_Work to do_
Quote all entries in full, exactly.
_____
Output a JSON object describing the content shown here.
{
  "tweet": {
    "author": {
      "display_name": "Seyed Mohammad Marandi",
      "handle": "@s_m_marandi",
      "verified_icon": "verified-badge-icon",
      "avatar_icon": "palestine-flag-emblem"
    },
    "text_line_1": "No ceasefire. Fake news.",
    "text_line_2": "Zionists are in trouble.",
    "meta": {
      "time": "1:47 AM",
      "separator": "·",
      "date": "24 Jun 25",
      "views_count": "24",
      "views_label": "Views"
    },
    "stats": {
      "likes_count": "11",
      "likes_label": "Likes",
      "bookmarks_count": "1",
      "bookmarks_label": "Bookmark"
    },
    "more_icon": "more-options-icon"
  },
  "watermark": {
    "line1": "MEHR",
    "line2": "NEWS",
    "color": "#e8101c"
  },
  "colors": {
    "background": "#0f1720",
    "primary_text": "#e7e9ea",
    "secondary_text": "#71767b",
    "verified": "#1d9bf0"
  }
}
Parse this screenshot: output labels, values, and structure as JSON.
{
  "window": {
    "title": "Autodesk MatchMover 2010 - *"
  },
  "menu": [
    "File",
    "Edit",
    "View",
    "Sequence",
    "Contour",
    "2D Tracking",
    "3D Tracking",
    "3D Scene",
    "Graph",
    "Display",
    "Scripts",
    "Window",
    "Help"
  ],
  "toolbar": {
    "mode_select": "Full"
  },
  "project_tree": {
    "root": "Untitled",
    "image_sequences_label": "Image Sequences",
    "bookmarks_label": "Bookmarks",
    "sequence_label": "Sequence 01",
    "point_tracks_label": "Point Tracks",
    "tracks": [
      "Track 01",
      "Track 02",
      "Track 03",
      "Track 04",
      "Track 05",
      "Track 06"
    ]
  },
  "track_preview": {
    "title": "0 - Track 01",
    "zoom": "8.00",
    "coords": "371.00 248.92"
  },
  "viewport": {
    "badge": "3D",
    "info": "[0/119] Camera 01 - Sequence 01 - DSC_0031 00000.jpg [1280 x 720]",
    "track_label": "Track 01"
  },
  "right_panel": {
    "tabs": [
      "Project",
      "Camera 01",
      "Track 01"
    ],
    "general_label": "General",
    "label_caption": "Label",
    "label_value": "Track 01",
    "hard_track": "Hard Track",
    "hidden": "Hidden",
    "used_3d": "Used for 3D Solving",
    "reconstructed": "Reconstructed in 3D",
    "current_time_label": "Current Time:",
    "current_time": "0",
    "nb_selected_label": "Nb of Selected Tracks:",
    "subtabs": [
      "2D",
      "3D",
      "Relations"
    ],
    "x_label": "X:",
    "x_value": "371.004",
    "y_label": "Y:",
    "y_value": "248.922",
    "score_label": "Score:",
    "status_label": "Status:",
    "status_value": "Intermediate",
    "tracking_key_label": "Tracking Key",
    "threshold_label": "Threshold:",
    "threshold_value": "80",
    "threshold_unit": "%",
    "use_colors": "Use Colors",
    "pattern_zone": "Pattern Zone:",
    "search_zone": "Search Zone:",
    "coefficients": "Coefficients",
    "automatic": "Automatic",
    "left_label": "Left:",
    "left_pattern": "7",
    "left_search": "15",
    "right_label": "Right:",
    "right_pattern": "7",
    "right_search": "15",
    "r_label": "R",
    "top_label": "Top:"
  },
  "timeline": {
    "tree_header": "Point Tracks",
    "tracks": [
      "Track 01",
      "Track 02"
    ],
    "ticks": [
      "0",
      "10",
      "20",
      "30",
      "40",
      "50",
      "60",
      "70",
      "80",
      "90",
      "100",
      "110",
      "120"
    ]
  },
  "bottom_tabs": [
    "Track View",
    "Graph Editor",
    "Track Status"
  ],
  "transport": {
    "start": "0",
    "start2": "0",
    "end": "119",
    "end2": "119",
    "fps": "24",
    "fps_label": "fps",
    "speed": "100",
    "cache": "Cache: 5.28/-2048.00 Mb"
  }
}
_____
_Finished exercise_
Output a JSON object describing the content shown here.
{
  "tweet": {
    "author": {
      "display_name": "Seyed Mohammad Marandi",
      "handle": "@s_m_marandi",
      "verified_icon": "verified-badge-icon",
      "avatar_icon": "palestine-flag-emblem"
    },
    "text_line_1": "No ceasefire. Fake news.",
    "text_line_2": "Zionists are in trouble.",
    "meta": {
      "time": "1:47 AM",
      "separator": "·",
      "date": "24 Jun 25",
      "views_count": "24",
      "views_label": "Views"
    },
    "stats": {
      "likes_count": "11",
      "likes_label": "Likes",
      "bookmarks_count": "1",
      "bookmarks_label": "Bookmark"
    },
    "more_icon": "more-options-icon"
  },
  "watermark": {
    "line1": "MEHR",
    "line2": "NEWS",
    "color": "#e8101c"
  },
  "colors": {
    "background": "#0f1720",
    "primary_text": "#e7e9ea",
    "secondary_text": "#71767b",
    "verified": "#1d9bf0"
  }
}
Parse this screenshot: output labels, values, and structure as JSON.
{
  "window": {
    "title": "Autodesk MatchMover 2010 - *"
  },
  "menu": [
    "File",
    "Edit",
    "View",
    "Sequence",
    "Contour",
    "2D Tracking",
    "3D Tracking",
    "3D Scene",
    "Graph",
    "Display",
    "Scripts",
    "Window",
    "Help"
  ],
  "toolbar": {
    "mode_select": "Full"
  },
  "project_tree": {
    "root": "Untitled",
    "image_sequences_label": "Image Sequences",
    "bookmarks_label": "Bookmarks",
    "sequence_label": "Sequence 01",
    "point_tracks_label": "Point Tracks",
    "tracks": [
      "Track 01",
      "Track 02",
      "Track 03",
      "Track 04",
      "Track 05",
      "Track 06"
    ]
  },
  "track_preview": {
    "title": "0 - Track 01",
    "zoom": "8.00",
    "coords": "371.00 248.92"
  },
  "viewport": {
    "badge": "3D",
    "info": "[0/119] Camera 01 - Sequence 01 - DSC_0031 00000.jpg [1280 x 720]",
    "track_label": "Track 01"
  },
  "right_panel": {
    "tabs": [
      "Project",
      "Camera 01",
      "Track 01"
    ],
    "general_label": "General",
    "label_caption": "Label",
    "label_value": "Track 01",
    "hard_track": "Hard Track",
    "hidden": "Hidden",
    "used_3d": "Used for 3D Solving",
    "reconstructed": "Reconstructed in 3D",
    "current_time_label": "Current Time:",
    "current_time": "0",
    "nb_selected_label": "Nb of Selected Tracks:",
    "subtabs": [
      "2D",
      "3D",
      "Relations"
    ],
    "x_label": "X:",
    "x_value": "371.004",
    "y_label": "Y:",
    "y_value": "248.922",
    "score_label": "Score:",
    "status_label": "Status:",
    "status_value": "Intermediate",
    "tracking_key_label": "Tracking Key",
    "threshold_label": "Threshold:",
    "threshold_value": "80",
    "threshold_unit": "%",
    "use_colors": "Use Colors",
    "pattern_zone": "Pattern Zone:",
    "search_zone": "Search Zone:",
    "coefficients": "Coefficients",
    "automatic": "Automatic",
    "left_label": "Left:",
    "left_pattern": "7",
    "left_search": "15",
    "right_label": "Right:",
    "right_pattern": "7",
    "right_search": "15",
    "r_label": "R",
    "top_label": "Top:"
  },
  "timeline": {
    "tree_header": "Point Tracks",
    "tracks": [
      "Track 01",
      "Track 02"
    ],
    "ticks": [
      "0",
      "10",
      "20",
      "30",
      "40",
      "50",
      "60",
      "70",
      "80",
      "90",
      "100",
      "110",
      "120"
    ]
  },
  "bottom_tabs": [
    "Track View",
    "Graph Editor",
    "Track Status"
  ],
  "transport": {
    "start": "0",
    "start2": "0",
    "end": "119",
    "end2": "119",
    "fps": "24",
    "fps_label": "fps",
    "speed": "100",
    "cache": "Cache: 5.28/-2048.00 Mb"
  }
}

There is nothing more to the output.